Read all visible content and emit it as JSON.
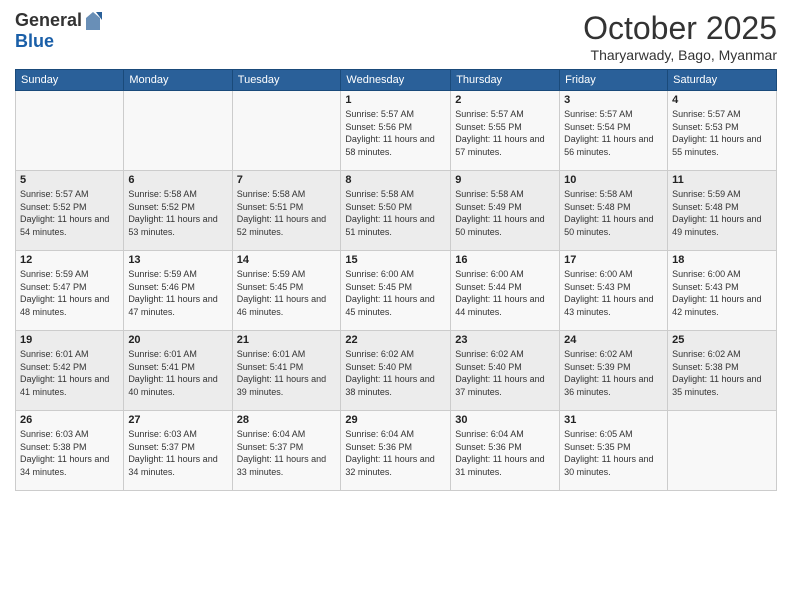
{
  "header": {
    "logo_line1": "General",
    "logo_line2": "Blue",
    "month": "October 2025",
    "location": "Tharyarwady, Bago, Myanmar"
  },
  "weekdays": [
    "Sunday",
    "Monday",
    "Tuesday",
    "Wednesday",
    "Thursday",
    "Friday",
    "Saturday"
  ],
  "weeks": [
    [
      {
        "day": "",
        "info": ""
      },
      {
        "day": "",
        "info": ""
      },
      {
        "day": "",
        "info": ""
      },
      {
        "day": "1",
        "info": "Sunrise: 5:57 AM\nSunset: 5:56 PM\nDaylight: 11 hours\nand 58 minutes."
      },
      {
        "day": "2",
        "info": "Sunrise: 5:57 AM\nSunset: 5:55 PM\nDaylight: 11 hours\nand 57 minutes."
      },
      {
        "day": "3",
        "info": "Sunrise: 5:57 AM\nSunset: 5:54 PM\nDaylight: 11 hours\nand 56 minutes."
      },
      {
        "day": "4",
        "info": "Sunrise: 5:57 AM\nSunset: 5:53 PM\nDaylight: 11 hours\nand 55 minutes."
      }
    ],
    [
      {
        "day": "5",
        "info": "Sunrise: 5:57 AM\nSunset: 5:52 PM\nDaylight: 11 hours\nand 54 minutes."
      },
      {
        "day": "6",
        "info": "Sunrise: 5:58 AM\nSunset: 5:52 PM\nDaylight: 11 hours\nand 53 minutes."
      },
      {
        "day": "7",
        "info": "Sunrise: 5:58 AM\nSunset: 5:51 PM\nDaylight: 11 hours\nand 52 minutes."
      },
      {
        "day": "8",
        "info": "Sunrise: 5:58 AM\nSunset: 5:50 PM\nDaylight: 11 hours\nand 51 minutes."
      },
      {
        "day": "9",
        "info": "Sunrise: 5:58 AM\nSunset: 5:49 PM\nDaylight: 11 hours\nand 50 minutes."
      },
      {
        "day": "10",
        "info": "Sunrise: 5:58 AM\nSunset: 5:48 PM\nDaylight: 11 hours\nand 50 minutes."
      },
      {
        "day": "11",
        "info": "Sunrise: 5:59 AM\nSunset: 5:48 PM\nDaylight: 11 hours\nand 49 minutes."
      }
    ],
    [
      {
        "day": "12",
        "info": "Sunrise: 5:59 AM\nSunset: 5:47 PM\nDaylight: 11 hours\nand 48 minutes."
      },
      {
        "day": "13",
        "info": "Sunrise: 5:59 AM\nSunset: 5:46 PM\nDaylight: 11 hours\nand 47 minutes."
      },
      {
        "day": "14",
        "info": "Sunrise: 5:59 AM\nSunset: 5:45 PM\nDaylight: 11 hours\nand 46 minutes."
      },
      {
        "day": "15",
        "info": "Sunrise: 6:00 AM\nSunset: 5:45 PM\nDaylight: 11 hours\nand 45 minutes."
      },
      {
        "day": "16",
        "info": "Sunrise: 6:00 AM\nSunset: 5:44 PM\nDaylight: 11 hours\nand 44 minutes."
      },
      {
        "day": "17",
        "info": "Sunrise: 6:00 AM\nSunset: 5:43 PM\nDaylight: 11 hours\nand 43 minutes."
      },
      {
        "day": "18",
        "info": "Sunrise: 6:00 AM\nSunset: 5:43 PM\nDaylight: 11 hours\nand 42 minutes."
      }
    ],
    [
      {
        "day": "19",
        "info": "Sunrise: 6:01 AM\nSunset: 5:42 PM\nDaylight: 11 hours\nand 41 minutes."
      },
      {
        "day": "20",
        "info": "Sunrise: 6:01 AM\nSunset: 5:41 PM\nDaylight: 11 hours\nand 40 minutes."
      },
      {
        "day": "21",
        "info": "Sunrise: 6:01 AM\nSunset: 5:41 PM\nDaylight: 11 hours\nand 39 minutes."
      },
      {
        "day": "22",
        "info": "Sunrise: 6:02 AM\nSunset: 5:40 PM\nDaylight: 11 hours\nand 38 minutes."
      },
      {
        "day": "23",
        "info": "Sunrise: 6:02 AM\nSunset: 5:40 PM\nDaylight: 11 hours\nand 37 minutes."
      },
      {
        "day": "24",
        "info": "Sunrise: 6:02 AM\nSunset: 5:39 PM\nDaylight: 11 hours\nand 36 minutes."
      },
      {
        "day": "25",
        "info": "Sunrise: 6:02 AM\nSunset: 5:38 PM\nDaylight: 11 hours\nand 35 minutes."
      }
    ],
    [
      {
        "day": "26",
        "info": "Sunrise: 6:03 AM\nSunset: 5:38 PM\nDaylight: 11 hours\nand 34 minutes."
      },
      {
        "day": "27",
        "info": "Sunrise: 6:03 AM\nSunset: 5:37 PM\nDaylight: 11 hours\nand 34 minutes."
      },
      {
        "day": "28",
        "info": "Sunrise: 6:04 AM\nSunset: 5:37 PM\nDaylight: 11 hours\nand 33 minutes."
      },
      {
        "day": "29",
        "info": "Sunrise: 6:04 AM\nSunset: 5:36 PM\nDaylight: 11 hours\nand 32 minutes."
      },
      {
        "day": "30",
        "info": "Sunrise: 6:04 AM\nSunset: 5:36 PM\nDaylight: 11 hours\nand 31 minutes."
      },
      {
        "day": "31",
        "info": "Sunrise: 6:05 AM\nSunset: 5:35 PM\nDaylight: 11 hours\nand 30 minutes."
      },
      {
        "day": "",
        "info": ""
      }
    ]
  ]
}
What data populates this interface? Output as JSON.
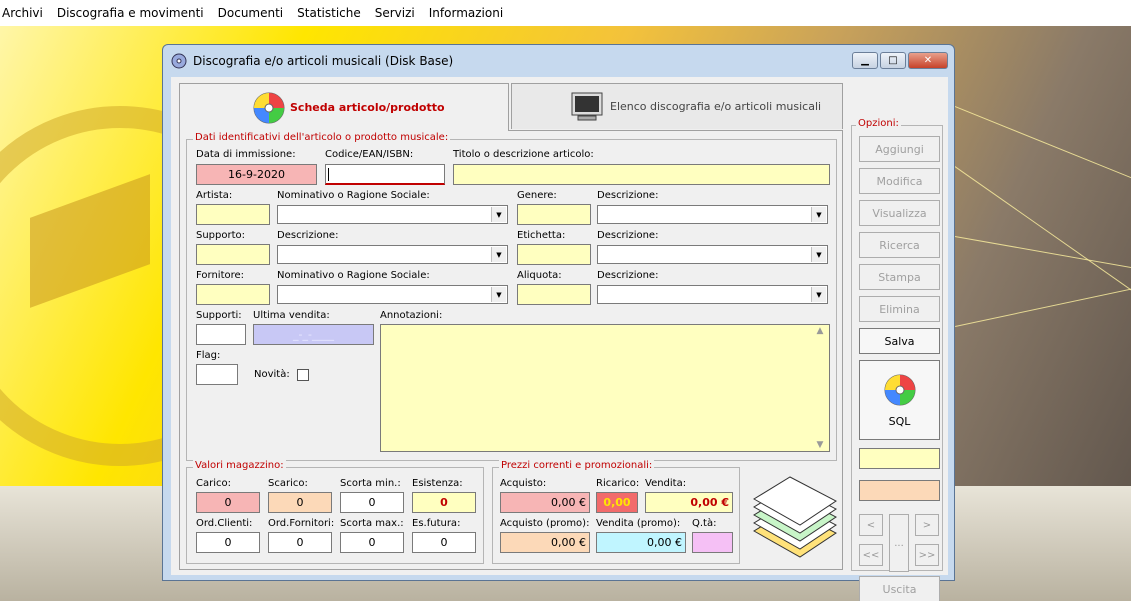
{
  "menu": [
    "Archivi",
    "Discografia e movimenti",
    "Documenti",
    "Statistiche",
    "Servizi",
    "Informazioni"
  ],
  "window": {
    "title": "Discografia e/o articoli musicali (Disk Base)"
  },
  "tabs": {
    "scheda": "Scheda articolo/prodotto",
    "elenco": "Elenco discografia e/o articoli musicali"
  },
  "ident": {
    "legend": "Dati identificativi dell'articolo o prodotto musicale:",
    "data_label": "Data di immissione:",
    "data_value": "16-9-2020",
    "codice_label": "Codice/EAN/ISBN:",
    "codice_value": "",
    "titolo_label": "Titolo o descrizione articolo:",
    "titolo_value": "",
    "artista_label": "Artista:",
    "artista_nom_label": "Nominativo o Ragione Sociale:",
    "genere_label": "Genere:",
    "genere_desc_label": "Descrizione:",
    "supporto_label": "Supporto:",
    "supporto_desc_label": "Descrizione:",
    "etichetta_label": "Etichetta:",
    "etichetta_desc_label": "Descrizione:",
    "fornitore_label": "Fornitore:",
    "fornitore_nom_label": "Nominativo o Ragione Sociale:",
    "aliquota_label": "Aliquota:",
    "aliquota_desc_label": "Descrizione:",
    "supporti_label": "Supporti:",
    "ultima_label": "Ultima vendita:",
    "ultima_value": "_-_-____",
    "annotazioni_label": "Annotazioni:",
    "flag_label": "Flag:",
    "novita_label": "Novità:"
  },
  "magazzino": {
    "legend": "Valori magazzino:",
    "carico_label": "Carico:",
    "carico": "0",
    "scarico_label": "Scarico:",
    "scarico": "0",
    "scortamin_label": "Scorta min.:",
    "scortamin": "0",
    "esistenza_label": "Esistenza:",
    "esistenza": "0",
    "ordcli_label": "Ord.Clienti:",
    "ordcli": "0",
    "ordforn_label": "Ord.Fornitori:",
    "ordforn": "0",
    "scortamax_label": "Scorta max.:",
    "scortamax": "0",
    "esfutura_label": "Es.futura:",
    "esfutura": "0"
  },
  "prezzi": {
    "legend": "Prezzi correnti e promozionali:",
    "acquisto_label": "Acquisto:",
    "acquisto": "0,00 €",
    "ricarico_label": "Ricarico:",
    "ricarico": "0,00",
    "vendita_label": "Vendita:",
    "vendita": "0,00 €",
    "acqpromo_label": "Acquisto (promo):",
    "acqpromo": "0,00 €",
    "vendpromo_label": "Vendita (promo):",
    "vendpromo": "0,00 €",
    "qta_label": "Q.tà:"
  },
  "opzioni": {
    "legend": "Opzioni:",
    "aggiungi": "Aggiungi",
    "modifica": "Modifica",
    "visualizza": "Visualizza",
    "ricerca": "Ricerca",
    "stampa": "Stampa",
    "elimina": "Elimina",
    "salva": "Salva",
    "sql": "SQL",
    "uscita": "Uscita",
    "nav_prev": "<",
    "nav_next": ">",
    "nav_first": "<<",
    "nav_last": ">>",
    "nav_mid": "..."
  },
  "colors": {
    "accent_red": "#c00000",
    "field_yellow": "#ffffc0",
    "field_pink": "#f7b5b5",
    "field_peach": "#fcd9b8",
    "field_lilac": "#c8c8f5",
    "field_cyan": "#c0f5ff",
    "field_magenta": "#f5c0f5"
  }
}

* * *

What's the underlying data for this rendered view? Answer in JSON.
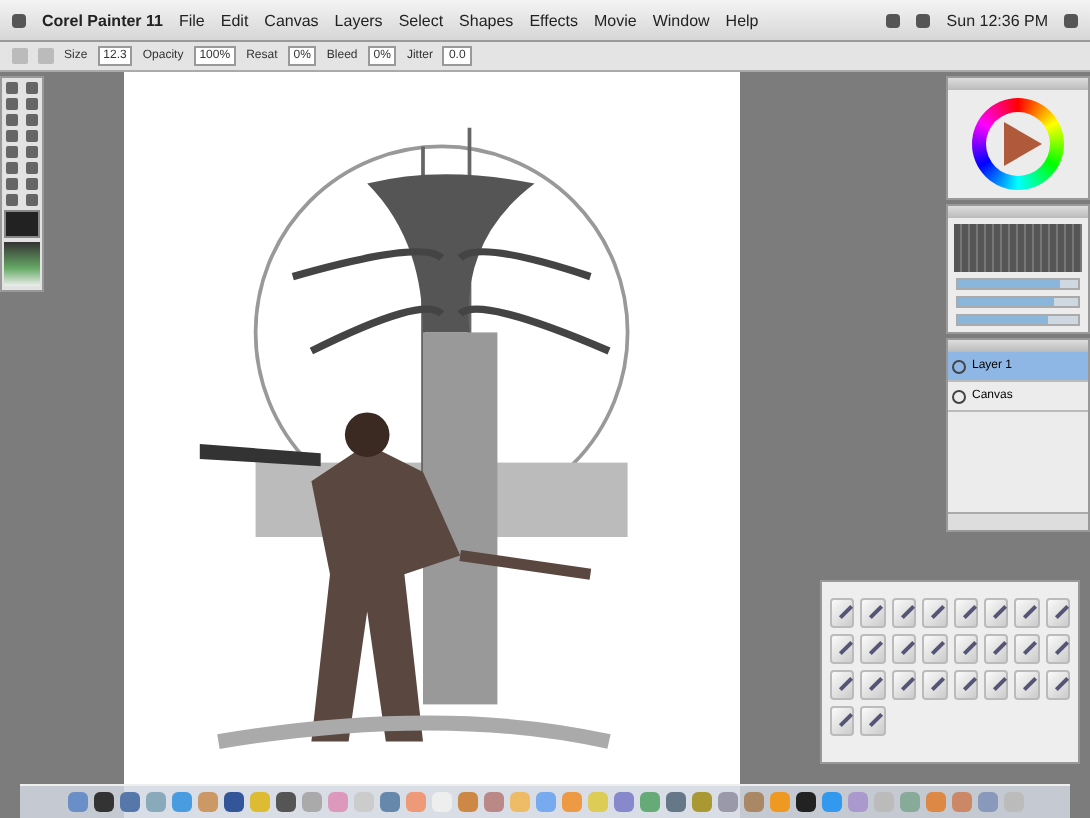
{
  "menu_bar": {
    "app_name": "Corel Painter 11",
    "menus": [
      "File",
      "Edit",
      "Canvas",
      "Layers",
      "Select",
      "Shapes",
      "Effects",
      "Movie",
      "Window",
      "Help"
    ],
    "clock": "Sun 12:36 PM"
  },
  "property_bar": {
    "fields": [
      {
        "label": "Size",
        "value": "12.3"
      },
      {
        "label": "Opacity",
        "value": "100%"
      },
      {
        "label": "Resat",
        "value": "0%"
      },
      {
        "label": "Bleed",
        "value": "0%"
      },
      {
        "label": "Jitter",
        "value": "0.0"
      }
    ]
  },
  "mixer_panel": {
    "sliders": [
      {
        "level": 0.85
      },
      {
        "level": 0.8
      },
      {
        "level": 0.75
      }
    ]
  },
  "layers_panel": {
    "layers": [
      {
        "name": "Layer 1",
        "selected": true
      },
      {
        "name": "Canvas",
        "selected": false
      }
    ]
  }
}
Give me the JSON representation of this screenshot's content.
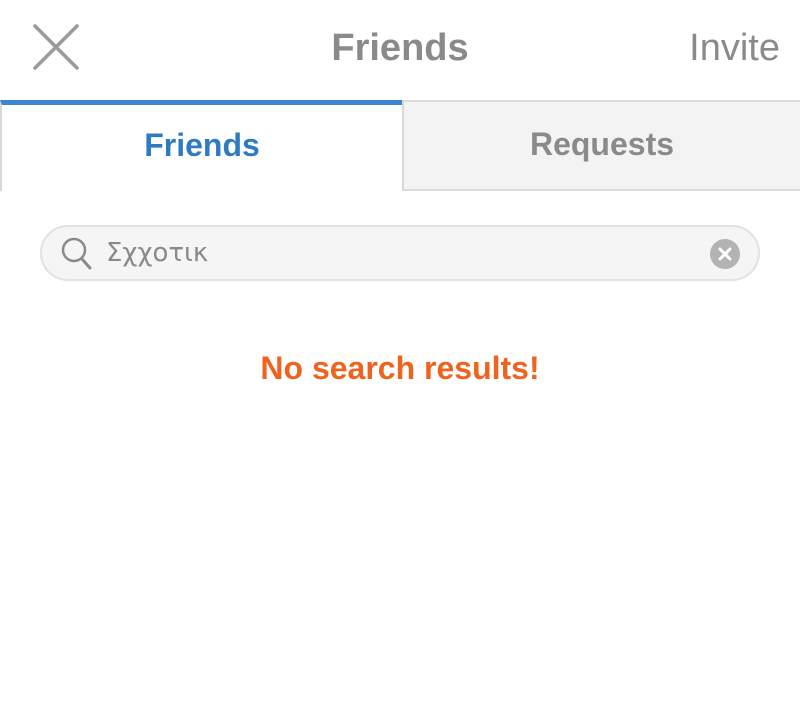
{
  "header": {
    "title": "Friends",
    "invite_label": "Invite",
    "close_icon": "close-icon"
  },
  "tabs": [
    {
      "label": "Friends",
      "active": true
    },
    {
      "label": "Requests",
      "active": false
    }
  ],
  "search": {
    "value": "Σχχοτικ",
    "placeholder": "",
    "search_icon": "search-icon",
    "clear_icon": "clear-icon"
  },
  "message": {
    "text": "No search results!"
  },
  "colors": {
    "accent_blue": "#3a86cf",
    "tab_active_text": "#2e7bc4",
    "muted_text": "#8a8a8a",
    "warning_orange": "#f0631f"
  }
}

--

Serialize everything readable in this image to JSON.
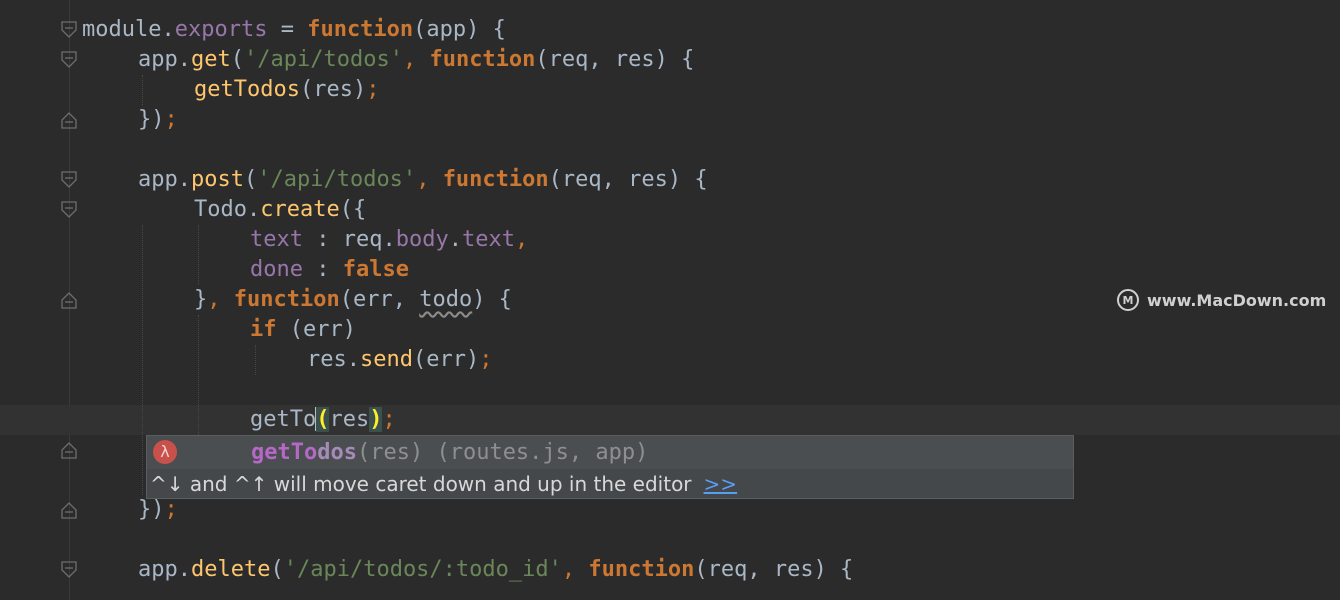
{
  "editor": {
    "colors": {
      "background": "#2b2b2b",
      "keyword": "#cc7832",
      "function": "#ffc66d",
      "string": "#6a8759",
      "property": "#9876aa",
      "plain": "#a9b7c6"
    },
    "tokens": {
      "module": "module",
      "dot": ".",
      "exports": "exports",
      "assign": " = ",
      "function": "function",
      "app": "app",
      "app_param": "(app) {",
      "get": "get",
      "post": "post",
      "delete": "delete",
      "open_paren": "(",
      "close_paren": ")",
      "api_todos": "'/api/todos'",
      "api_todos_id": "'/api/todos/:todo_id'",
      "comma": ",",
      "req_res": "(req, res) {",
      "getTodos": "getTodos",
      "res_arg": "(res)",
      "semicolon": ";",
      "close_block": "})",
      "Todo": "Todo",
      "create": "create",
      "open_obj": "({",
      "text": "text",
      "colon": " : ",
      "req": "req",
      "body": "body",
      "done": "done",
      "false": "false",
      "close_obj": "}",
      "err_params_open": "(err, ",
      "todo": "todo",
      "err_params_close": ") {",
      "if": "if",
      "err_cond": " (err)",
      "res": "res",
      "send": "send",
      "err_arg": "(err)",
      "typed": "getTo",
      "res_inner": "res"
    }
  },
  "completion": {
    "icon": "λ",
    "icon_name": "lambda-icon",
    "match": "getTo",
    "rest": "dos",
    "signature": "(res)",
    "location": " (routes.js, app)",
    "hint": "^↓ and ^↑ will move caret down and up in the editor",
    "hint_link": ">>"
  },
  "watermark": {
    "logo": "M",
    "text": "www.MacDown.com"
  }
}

_WHAT YOU HAVE TO DO_. Check each line of the records for the string "title" and state how many lines contain it. Give only the number.

_RESPONSE_. 2